▸ Written instruction 1: According to the account of the Easter kayak trip to Brownsea Island, why was landing not allowed on most of the island's north side and all of its east side?
▸ Written instruction 2: Write the next part of the account of the Easter kayak trip to Brownsea Island, carrying on from its final sentence.

▸ Extract:

Easter Sunday 0930: Lake Pier car park. The sky didn’t
look as promising as forecast. Six of us were preparing to
be on the water at 10:00; two more, Barbara and Ian were
already on the water, paddling round from their overnight
camp, with their equipment stowed in their sea kayaks. We
were also pleased to be hosts to Emlyn. He was on holiday
from South Wales, and had sought us out through the
wonderful IOPCC website. He was joining us on our trip in
his Capella (his wife went shopping in Bournemouth with his
wallet - good effort!).
Clive West organised this trip meticulously, as he did not
want to be responsible for getting us stuck in the mud at
low tide! The sky brightened as we prepared to launch (this
included Ian and Hilary clearing my boat of wood lice - I
must use my boat more!). Clive handed out laminated OS maps
of the area which included our destination: Brownsea Island.
Also included were the tide directions and speeds taken from
tidal diamonds on the chart.
We set off on time, with the sun glittering on the water
now. Conditions were calm and clear. We paddled straight
across the end of Wareham Channel to the other side and
headed south skirting the Arne nature reserve. This was very
tranquil. Anchored ‘gin palaces’ were dotted here and there
and impressive properties peeped out from the shore. We
passed Long Island and the wooded Round Island and then
headed east towards Green Island and Furzey Island, passing
a colony of noisy gulls.
From Fitzworth Point we headed north-east, straight across
to the west side of Brownsea Island. This was as exposed as
it got with a mild head wind and some gentle bouncy water.
The approach to Brownsea was inspiring - peaceful sandy
beaches and pine woods. I was looking forward to my lunch
only to be told by Clive that we had to paddle all the way
round the island first!
Landing is forbidden on most of the north side and all of
the east side due to nesting birds, including
Oyster-catchers and Canadian geese of which we saw lots.
Brownsea Island has been a designated nature reserve since
1927, now managed by the National trust. It is also famous
for being the birthplace of scouting, with Baden Powell
taking his first group there. The view of Poole on our left
was not particularly attractive but the harbour was full of
activity with sailing boats, cruisers, wind-surfers and
skidoos.

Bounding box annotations
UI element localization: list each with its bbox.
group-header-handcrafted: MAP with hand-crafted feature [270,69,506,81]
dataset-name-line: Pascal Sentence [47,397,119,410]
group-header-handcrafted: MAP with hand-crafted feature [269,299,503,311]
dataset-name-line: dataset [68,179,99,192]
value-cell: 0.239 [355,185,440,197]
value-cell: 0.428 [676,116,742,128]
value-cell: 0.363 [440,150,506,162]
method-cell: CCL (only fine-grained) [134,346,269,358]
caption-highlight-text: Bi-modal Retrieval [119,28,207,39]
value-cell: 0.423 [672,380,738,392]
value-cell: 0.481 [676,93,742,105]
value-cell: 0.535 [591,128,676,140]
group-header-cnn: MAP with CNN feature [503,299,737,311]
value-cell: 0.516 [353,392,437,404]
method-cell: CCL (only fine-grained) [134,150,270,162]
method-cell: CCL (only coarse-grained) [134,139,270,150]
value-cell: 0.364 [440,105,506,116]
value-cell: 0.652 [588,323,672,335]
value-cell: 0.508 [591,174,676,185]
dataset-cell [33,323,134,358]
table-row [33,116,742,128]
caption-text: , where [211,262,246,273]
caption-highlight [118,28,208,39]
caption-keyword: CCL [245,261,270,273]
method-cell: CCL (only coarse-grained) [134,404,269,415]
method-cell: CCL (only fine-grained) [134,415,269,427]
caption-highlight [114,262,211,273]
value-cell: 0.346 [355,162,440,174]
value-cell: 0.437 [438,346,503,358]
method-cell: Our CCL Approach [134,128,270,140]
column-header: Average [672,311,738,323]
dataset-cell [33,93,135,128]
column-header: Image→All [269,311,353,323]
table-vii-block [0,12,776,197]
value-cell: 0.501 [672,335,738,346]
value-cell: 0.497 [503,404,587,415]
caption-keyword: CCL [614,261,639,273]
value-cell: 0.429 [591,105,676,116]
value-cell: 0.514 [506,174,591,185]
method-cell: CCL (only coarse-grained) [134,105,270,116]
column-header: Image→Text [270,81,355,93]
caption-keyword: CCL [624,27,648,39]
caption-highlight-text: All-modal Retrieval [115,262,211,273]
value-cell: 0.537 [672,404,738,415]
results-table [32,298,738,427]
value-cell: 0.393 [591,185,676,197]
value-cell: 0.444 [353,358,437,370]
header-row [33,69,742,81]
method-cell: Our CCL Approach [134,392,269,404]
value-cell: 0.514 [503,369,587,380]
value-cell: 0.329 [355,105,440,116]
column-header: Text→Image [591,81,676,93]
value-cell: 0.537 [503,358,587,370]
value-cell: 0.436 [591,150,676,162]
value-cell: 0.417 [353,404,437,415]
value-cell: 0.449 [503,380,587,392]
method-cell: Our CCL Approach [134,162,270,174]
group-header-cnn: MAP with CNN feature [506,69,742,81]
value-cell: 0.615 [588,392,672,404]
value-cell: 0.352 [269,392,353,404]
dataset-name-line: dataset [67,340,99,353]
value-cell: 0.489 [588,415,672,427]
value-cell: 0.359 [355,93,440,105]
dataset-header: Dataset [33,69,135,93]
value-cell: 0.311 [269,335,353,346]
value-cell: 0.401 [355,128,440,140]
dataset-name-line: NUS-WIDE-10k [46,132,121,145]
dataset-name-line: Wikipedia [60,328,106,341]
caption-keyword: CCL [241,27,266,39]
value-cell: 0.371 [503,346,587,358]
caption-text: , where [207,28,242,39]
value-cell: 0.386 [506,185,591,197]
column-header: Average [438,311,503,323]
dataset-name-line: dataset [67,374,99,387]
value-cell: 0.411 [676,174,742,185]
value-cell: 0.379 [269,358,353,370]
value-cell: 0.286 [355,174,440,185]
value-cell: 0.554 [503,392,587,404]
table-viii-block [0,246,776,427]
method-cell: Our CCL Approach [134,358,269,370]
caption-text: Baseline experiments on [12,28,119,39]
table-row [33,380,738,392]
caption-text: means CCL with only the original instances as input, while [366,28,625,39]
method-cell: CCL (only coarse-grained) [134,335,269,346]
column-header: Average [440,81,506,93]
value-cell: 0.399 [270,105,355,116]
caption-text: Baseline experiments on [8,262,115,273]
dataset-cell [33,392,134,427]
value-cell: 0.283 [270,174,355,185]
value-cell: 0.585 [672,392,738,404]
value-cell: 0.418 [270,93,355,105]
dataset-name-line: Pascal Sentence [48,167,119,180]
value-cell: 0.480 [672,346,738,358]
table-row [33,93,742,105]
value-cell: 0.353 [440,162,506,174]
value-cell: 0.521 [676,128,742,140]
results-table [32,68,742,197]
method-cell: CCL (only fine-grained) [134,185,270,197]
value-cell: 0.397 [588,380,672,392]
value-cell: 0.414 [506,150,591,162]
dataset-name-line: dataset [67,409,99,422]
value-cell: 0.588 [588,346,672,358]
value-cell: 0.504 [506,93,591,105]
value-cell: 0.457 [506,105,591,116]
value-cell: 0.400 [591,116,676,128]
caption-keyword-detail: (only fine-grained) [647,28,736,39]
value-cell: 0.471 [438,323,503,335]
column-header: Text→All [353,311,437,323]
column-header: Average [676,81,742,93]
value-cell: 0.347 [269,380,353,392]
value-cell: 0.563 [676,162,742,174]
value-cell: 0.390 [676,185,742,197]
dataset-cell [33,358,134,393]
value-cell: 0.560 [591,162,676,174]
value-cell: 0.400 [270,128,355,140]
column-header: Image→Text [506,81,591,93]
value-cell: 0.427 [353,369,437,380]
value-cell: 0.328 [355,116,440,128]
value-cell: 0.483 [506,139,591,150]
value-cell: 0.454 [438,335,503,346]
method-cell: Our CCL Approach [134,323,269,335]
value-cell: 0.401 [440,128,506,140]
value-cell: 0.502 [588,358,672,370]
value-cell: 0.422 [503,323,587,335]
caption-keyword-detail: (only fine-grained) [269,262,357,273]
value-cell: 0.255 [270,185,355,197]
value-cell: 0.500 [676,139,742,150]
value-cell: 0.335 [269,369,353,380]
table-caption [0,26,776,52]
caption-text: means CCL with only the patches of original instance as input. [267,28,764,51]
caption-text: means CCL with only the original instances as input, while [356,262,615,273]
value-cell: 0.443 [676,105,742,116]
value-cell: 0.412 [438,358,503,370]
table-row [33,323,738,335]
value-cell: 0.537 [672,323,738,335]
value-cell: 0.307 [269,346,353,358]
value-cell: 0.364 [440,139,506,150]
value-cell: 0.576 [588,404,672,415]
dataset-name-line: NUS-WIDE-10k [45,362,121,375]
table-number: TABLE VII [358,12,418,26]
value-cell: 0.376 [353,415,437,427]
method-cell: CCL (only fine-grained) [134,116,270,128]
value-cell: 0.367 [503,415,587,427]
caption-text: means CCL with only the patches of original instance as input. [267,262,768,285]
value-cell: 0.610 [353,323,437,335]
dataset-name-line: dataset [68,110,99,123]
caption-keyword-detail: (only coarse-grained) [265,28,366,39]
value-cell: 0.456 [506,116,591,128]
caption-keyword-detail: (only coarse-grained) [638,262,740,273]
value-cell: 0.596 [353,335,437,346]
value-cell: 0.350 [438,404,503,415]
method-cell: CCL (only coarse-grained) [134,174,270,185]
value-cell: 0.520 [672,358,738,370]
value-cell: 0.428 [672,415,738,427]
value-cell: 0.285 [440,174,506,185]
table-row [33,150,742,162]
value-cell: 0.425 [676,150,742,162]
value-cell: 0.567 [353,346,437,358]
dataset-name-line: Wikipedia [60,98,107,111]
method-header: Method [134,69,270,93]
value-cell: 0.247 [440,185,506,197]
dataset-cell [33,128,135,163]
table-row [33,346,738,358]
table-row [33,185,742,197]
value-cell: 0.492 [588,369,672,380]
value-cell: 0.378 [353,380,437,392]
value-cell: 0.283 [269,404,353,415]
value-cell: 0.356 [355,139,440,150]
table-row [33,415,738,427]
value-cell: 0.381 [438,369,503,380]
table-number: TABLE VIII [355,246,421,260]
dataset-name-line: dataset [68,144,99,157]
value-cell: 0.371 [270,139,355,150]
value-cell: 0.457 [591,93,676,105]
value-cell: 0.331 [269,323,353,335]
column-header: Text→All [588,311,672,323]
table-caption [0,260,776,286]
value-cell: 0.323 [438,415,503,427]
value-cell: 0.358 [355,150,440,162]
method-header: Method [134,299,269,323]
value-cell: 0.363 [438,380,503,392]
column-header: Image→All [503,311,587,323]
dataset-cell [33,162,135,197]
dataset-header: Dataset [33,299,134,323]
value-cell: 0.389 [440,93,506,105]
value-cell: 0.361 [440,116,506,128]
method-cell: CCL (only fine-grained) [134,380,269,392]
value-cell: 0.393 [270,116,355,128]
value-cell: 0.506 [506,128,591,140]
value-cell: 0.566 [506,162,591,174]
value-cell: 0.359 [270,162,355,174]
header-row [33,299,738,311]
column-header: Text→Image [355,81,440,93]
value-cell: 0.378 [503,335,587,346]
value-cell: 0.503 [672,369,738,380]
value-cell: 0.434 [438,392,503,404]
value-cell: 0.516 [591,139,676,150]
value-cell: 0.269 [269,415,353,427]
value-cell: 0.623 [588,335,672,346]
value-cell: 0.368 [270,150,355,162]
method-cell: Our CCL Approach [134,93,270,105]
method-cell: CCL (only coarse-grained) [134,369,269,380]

▸ Exercise response 1: Landing was forbidden there because of nesting birds, including oyster-catchers and Canadian geese.

▸ Exercise response 2:
As we passed Sandbanks and rounded the corner onto the
south side of Brownsea the calm and tranquillity returned.
With the island on our right hand side now and superb views
of green mainland including the Purbeck hills in the
distance. Despite my rumbling tummy the mood was relaxed and
the temperature warm. Along the beach people were enjoying
the holiday. Craig obviously still had some energy to dispel
before lunch, as he did some Eskimo rolls.
Brownsea Island is a peaceful place with woodland, wetland
and heath. It has a rich diversity of wildlife including
Sika deer and the endangered red squirrel. We saw neither of
these but were pleased to see wild violets during our trips
inland to the virtual toilet.
We ate lunch in the sun on warm mossy ground on the
southwest corner. The beach here is covered in old broken
clay pots. These are left over from The Branksea Clay and
Pottery Company which built a three storey pottery on the
south shore over 150 years ago, employing two hundred
people. The clay proved to be not good enough for fine
pottery and terracotta chimneys were not profitable enough.
The pottery closed down after five years.
Anxious not too leave things too late with the tide going
out, we headed in a straight line back to Lake Pier. Four
kilometres later we arrived back at 14:30, in plenty of
time, much to Clive's relief!
This was a really pleasant trip with great company and
helped along by good weather and delicious home baked cake
thanks to Hilary, Ian and Barbara.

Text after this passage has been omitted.